→ STATED EXERCISE
Gather the lines that hold the string "color".

* BEGIN DATA SUPPLIED *

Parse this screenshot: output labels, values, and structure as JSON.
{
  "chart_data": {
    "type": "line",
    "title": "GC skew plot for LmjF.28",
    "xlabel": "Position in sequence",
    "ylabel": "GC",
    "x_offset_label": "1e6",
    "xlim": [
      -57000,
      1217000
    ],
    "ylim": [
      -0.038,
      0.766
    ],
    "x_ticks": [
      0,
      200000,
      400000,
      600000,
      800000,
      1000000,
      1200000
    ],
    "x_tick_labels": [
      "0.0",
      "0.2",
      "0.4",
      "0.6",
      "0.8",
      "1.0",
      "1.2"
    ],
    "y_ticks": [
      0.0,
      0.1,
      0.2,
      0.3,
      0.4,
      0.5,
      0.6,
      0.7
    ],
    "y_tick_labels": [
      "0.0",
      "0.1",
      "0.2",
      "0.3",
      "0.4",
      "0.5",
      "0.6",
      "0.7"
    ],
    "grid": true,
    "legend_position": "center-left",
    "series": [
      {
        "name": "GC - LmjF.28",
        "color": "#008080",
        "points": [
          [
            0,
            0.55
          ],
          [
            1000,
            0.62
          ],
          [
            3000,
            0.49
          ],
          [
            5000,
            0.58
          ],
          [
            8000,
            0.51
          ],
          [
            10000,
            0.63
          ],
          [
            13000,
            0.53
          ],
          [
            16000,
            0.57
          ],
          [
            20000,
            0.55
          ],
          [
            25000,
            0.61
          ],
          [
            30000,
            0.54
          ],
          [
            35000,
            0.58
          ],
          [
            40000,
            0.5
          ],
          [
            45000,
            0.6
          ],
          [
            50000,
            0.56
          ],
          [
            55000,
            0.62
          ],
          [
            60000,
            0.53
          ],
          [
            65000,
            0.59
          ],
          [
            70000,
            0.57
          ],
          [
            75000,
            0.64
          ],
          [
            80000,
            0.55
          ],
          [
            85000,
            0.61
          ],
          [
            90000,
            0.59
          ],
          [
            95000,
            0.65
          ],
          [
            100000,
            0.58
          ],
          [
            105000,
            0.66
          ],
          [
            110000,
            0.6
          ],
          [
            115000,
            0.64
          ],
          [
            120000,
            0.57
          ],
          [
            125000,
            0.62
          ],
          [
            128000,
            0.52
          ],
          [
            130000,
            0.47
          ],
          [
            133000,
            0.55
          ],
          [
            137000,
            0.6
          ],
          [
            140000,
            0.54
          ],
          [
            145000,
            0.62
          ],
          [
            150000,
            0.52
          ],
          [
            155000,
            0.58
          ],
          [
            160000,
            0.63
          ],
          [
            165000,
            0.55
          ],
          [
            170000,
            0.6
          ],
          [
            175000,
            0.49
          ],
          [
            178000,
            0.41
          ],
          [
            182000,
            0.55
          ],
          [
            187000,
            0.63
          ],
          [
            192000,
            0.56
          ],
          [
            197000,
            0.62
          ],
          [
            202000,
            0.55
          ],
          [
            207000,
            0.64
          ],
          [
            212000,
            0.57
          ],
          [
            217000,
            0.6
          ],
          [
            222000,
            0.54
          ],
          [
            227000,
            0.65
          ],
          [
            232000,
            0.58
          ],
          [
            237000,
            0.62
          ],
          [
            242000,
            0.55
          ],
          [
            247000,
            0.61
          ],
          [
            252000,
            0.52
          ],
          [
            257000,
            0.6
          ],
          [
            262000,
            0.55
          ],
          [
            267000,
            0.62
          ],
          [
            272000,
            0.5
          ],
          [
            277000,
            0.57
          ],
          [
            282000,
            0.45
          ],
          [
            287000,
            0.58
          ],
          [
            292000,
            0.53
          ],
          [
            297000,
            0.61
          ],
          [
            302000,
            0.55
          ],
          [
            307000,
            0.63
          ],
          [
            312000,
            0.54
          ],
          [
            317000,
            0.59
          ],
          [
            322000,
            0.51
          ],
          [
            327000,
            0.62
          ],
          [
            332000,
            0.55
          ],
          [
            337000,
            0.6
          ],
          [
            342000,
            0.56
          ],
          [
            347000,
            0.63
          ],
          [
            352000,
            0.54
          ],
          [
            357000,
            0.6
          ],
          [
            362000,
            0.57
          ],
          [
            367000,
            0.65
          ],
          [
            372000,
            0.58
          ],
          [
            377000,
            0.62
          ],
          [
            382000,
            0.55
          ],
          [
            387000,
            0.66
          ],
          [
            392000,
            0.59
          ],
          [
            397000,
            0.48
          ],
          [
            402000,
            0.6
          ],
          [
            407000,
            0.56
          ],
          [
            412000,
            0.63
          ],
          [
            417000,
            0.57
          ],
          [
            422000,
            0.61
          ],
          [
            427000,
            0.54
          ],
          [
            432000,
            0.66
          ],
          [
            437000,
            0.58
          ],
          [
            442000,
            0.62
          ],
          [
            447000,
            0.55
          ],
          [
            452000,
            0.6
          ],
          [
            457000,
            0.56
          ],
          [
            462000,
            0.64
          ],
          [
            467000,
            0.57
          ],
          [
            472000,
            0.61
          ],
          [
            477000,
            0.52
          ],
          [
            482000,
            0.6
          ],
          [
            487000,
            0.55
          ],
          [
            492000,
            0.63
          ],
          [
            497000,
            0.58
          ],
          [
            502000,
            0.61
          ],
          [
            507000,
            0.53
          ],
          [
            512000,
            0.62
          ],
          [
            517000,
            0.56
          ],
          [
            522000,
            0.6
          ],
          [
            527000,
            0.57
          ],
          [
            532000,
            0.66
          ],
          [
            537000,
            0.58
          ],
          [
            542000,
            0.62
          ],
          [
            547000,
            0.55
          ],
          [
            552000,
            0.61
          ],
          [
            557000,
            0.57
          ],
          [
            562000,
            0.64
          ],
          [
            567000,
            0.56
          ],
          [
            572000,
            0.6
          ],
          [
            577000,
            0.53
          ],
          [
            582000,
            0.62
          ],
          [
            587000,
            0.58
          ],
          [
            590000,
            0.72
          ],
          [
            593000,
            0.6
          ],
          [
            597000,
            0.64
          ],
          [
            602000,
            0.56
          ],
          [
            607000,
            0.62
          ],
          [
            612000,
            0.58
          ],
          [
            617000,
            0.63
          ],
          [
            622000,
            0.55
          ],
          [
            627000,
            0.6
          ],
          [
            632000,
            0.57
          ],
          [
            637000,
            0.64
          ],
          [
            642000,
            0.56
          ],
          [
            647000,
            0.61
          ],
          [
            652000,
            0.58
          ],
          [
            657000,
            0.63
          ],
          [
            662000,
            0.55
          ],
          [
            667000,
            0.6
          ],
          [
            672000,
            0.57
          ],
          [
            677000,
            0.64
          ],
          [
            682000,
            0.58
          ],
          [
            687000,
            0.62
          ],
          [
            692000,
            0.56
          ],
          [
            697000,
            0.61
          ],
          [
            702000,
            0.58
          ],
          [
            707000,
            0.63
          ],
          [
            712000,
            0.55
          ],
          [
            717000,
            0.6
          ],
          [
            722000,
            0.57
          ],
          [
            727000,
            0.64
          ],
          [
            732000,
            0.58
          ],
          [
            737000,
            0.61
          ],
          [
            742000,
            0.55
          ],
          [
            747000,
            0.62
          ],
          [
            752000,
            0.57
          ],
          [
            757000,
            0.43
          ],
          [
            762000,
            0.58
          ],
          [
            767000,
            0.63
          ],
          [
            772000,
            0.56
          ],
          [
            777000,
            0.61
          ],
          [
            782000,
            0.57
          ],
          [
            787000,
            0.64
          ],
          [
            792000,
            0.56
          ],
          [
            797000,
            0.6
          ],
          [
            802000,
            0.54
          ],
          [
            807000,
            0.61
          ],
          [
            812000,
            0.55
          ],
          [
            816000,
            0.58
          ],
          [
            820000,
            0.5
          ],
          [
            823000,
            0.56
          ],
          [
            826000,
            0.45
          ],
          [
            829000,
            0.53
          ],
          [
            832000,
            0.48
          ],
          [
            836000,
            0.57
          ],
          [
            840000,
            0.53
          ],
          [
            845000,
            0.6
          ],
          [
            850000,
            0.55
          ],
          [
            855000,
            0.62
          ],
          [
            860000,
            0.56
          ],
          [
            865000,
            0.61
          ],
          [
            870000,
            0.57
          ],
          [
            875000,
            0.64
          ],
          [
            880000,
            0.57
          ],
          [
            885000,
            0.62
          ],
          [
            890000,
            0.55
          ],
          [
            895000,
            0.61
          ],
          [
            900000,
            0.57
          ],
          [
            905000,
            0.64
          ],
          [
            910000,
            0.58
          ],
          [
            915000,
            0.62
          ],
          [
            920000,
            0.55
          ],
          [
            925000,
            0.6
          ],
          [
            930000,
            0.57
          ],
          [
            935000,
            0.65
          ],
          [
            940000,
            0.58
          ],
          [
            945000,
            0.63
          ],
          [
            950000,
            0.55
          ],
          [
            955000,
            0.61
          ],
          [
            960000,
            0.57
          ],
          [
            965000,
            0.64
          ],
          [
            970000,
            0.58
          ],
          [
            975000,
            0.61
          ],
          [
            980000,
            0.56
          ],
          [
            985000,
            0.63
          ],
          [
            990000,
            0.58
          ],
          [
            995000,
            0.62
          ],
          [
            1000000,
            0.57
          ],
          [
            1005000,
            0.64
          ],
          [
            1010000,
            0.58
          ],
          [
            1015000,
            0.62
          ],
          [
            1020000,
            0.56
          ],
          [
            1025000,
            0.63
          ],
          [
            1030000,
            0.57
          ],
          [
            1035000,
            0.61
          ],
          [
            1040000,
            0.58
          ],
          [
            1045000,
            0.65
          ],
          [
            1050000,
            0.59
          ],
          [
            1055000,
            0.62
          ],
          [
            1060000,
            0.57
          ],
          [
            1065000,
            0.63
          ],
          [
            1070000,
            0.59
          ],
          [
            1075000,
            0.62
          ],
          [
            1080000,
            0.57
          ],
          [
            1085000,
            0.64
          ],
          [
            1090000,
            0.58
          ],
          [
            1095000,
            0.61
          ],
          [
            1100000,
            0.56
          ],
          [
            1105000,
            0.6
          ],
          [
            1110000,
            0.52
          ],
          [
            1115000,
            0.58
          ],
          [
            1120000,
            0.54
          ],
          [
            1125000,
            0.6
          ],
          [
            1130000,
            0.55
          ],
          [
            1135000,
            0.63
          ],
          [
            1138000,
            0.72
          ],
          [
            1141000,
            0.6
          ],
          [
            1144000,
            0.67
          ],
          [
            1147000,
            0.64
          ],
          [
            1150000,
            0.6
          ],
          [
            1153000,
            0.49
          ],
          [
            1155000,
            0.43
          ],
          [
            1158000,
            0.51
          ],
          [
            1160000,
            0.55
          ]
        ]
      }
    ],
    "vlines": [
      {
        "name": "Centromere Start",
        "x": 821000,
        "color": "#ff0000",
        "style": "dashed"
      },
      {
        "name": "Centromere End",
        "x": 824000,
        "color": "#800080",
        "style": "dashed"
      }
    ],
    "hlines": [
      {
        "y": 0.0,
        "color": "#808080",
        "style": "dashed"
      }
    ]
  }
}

* END DATA SUPPLIED *

→ RESULT
        "color": "#008080",
        "color": "#ff0000",
        "color": "#800080",
        "color": "#808080",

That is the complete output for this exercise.